Exercise details
Copy all lines that contain the word "left".

Data shown
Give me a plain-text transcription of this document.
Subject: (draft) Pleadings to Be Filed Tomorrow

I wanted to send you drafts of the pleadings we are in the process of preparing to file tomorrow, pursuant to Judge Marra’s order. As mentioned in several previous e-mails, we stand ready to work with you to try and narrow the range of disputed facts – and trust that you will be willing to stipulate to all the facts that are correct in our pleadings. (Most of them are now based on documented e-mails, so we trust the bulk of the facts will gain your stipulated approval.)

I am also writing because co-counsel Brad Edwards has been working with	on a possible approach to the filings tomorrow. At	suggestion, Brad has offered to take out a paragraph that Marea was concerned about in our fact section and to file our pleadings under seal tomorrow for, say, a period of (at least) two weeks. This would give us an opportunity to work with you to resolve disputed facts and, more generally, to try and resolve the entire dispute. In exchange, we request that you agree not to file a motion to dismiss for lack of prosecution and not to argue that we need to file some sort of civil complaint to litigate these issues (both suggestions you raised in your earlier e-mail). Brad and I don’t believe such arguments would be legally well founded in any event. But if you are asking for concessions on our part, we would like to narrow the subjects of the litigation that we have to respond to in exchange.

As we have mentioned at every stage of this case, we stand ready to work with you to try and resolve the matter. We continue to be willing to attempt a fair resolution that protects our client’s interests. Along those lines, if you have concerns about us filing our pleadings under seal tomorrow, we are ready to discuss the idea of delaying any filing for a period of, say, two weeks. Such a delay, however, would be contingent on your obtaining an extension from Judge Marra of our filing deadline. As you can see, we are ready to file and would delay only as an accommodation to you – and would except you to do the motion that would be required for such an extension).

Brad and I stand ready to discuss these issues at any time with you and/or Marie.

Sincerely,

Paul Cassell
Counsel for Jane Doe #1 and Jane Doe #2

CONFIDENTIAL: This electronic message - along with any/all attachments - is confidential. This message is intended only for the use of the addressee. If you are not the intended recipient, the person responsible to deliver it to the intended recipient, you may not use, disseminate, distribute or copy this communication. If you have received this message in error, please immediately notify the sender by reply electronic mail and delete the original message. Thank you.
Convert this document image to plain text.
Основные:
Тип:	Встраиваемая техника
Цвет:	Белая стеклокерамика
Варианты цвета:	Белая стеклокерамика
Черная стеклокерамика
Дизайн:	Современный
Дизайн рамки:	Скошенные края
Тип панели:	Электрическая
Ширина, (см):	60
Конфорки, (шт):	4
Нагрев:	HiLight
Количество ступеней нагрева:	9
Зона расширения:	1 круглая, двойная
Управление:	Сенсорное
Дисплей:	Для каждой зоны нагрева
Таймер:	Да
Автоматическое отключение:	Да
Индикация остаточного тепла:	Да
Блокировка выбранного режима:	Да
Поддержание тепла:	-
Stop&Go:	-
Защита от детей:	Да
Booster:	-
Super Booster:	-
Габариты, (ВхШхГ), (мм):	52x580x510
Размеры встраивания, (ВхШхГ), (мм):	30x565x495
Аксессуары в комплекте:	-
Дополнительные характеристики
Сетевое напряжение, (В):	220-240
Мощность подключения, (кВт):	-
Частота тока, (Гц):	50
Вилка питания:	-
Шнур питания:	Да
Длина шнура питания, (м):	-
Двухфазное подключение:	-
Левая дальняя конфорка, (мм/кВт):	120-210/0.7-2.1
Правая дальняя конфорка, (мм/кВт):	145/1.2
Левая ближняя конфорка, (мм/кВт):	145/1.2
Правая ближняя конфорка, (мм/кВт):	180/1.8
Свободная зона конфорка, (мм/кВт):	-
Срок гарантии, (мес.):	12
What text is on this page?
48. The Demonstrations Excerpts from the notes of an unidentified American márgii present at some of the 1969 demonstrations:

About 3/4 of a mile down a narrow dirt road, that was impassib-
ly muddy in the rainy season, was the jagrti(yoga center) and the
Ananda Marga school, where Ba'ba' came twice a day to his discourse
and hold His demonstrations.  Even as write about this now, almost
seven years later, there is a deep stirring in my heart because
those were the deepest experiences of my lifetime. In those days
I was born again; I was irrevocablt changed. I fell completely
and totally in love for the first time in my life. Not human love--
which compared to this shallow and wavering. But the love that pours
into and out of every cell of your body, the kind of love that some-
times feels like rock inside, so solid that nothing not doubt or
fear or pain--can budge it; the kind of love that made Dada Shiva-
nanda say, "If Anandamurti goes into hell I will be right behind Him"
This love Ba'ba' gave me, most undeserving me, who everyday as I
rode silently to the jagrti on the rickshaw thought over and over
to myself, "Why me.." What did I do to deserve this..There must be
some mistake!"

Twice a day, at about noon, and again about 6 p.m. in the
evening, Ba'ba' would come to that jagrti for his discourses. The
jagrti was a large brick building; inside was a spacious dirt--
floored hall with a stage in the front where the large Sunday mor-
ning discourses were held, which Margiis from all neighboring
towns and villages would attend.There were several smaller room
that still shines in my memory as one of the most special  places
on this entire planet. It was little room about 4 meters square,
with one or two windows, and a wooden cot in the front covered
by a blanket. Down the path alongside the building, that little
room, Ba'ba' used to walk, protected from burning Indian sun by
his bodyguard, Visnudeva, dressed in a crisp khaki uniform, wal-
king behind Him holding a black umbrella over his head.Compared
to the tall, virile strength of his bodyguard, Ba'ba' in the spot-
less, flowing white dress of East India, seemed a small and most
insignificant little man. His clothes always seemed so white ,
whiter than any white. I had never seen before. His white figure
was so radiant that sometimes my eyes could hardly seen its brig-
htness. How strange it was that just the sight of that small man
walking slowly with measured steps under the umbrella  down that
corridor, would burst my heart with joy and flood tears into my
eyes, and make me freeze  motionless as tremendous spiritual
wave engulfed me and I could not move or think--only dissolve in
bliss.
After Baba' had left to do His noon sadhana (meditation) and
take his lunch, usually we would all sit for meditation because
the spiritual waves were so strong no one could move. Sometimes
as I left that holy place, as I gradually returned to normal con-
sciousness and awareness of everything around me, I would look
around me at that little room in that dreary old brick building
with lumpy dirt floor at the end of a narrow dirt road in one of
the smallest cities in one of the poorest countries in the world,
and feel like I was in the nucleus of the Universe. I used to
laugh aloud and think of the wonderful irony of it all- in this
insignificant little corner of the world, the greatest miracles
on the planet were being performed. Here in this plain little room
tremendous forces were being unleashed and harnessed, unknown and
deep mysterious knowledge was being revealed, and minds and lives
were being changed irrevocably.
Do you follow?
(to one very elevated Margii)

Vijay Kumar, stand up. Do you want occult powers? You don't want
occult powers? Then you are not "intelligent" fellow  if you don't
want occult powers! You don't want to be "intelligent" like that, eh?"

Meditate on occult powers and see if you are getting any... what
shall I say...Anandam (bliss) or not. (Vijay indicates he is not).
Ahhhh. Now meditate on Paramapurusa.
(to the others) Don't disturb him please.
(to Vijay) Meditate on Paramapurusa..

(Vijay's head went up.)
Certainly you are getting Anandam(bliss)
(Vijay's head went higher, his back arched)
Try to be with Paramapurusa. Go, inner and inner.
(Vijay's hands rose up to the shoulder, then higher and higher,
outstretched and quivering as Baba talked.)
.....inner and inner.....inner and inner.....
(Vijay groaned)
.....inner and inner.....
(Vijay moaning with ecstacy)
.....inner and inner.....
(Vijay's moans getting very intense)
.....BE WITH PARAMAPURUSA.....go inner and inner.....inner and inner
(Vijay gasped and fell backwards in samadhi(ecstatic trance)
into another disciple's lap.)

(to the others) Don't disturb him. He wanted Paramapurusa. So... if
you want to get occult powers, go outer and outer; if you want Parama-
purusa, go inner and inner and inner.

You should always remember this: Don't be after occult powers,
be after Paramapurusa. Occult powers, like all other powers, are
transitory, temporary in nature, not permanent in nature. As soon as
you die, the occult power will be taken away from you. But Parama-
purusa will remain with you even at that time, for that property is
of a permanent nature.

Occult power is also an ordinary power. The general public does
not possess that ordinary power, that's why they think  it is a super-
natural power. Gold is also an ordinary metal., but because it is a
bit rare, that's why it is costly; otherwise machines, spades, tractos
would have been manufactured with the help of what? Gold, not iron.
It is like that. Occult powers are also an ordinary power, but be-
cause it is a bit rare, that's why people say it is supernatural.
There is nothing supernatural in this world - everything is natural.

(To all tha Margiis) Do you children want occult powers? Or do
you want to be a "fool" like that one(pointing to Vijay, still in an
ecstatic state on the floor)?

Written solution
After Baba' had left to do His noon sadhana (meditation) and
as I left that holy place, as I gradually returned to normal con-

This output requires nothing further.